#### Exercise brief:
Scan the data beneath this task and copy each line that includes "JSON".
━━━━━━
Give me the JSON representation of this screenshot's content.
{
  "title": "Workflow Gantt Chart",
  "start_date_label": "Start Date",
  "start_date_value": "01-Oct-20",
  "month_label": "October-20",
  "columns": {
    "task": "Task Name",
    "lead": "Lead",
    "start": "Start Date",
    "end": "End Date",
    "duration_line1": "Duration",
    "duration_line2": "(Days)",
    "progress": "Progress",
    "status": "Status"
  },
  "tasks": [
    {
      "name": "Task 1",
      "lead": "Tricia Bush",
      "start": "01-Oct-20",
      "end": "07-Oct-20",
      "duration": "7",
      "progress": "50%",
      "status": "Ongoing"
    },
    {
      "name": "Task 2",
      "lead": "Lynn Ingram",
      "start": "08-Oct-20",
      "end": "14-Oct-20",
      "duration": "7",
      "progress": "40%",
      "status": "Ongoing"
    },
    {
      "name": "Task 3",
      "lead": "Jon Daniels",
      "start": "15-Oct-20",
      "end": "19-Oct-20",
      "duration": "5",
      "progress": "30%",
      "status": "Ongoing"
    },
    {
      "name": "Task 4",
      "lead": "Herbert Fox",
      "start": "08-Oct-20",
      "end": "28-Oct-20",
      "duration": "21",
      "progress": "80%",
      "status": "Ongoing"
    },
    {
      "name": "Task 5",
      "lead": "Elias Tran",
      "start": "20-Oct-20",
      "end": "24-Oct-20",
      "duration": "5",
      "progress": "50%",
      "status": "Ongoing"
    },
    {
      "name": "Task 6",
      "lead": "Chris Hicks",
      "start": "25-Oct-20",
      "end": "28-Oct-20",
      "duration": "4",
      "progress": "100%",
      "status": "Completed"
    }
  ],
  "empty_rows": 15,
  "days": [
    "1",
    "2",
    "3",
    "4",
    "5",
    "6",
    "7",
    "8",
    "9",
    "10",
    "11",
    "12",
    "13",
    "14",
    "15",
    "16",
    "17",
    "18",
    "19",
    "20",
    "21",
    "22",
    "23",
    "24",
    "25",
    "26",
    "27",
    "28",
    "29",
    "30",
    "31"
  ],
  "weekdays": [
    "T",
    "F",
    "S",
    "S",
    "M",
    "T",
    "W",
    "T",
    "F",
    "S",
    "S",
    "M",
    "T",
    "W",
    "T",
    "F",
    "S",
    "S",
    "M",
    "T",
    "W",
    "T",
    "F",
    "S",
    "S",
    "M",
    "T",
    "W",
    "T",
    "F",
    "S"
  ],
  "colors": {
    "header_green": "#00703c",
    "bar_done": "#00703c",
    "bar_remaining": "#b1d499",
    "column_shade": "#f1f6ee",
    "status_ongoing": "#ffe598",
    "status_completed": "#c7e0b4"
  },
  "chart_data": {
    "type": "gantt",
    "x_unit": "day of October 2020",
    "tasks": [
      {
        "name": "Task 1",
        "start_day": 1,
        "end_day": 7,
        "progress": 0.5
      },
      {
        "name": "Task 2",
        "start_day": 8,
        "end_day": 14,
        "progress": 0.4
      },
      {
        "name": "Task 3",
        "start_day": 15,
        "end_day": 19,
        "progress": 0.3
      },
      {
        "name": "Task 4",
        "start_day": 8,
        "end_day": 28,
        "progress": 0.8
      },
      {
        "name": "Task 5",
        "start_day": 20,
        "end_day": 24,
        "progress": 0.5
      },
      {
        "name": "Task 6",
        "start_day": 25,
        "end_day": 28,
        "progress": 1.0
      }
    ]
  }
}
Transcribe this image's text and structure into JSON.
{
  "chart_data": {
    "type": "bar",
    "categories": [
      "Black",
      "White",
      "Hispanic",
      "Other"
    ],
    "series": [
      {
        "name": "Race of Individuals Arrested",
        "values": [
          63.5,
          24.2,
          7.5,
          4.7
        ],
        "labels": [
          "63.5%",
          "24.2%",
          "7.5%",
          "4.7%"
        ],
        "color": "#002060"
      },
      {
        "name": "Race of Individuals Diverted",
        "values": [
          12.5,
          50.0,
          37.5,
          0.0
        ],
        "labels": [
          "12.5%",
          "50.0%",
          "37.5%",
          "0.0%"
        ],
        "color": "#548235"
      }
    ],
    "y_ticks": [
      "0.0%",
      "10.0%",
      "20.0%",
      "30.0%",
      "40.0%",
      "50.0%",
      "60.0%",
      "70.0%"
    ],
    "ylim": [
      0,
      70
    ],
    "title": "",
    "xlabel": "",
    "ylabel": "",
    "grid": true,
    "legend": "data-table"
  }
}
━━━━━━
#### Final result:
Give me the JSON representation of this screenshot's content.
Transcribe this image's text and structure into JSON.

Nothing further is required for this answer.